__GIVEN PROBLEM__
Leave out the pictures, then reproduce the rest of the material exactly.

Collected data:
════════════════════

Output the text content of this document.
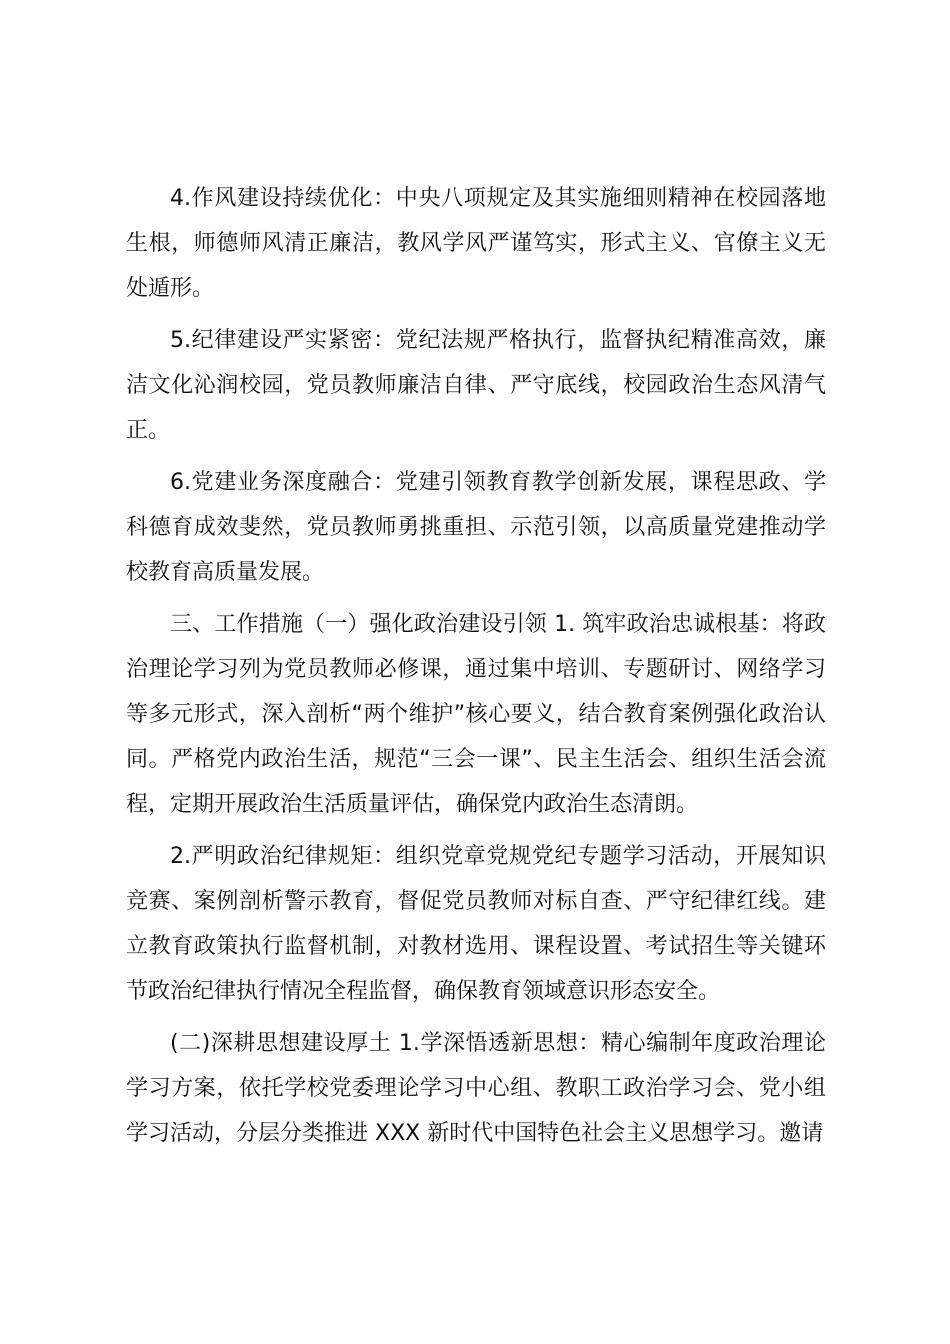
4.作风建设持续优化：中央八项规定及其实施细则精神在校园落地生根，师德师风清正廉洁，教风学风严谨笃实，形式主义、官僚主义无处遁形。

5.纪律建设严实紧密：党纪法规严格执行，监督执纪精准高效，廉洁文化沁润校园，党员教师廉洁自律、严守底线，校园政治生态风清气正。

6.党建业务深度融合：党建引领教育教学创新发展，课程思政、学科德育成效斐然，党员教师勇挑重担、示范引领，以高质量党建推动学校教育高质量发展。

三、工作措施（一）强化政治建设引领 1. 筑牢政治忠诚根基：将政治理论学习列为党员教师必修课，通过集中培训、专题研讨、网络学习等多元形式，深入剖析“两个维护”核心要义，结合教育案例强化政治认同。严格党内政治生活，规范“三会一课”、民主生活会、组织生活会流程，定期开展政治生活质量评估，确保党内政治生态清朗。

2.严明政治纪律规矩：组织党章党规党纪专题学习活动，开展知识竞赛、案例剖析警示教育，督促党员教师对标自查、严守纪律红线。建立教育政策执行监督机制，对教材选用、课程设置、考试招生等关键环节政治纪律执行情况全程监督，确保教育领域意识形态安全。

(二)深耕思想建设厚土 1.学深悟透新思想：精心编制年度政治理论学习方案，依托学校党委理论学习中心组、教职工政治学习会、党小组学习活动，分层分类推进 XXX 新时代中国特色社会主义思想学习。邀请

════════════════════

__RESPONSE__
Output the text content of this document.
4.作风建设持续优化：中央八项规定及其实施细则精神在校园落地生根，师德师风清正廉洁，教风学风严谨笃实，形式主义、官僚主义无处遁形。

5.纪律建设严实紧密：党纪法规严格执行，监督执纪精准高效，廉洁文化沁润校园，党员教师廉洁自律、严守底线，校园政治生态风清气正。

6.党建业务深度融合：党建引领教育教学创新发展，课程思政、学科德育成效斐然，党员教师勇挑重担、示范引领，以高质量党建推动学校教育高质量发展。

三、工作措施（一）强化政治建设引领 1. 筑牢政治忠诚根基：将政治理论学习列为党员教师必修课，通过集中培训、专题研讨、网络学习等多元形式，深入剖析“两个维护”核心要义，结合教育案例强化政治认同。严格党内政治生活，规范“三会一课”、民主生活会、组织生活会流程，定期开展政治生活质量评估，确保党内政治生态清朗。

2.严明政治纪律规矩：组织党章党规党纪专题学习活动，开展知识竞赛、案例剖析警示教育，督促党员教师对标自查、严守纪律红线。建立教育政策执行监督机制，对教材选用、课程设置、考试招生等关键环节政治纪律执行情况全程监督，确保教育领域意识形态安全。

(二)深耕思想建设厚土 1.学深悟透新思想：精心编制年度政治理论学习方案，依托学校党委理论学习中心组、教职工政治学习会、党小组学习活动，分层分类推进 XXX 新时代中国特色社会主义思想学习。邀请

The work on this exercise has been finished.